[What is required]:
Report, word for word, every line of the material that contains "dicembre".

====================

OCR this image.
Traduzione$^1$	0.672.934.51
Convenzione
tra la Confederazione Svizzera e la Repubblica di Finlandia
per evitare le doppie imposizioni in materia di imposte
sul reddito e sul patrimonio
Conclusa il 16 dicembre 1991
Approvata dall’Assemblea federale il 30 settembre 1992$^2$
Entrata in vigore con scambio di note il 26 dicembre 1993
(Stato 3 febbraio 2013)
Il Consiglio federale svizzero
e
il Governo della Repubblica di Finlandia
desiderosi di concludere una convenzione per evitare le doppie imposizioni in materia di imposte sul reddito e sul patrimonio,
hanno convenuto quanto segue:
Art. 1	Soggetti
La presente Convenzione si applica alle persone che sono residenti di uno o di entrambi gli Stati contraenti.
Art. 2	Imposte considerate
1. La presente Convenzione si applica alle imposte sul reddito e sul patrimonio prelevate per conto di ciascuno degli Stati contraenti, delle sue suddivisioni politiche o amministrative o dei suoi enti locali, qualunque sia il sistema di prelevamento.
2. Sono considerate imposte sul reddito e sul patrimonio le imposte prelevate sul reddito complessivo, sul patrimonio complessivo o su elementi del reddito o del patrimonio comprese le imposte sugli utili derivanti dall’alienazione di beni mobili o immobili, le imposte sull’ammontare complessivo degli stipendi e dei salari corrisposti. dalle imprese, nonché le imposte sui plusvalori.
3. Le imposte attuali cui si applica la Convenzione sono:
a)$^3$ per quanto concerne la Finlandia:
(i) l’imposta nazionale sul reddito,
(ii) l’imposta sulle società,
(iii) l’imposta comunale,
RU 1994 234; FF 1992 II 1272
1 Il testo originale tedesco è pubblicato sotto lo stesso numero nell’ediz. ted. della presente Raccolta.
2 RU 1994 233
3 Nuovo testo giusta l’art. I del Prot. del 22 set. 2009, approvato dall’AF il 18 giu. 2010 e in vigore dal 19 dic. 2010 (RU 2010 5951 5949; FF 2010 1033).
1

====================

[Complete response]:
Conclusa il 16 dicembre 1991
Entrata in vigore con scambio di note il 26 dicembre 1993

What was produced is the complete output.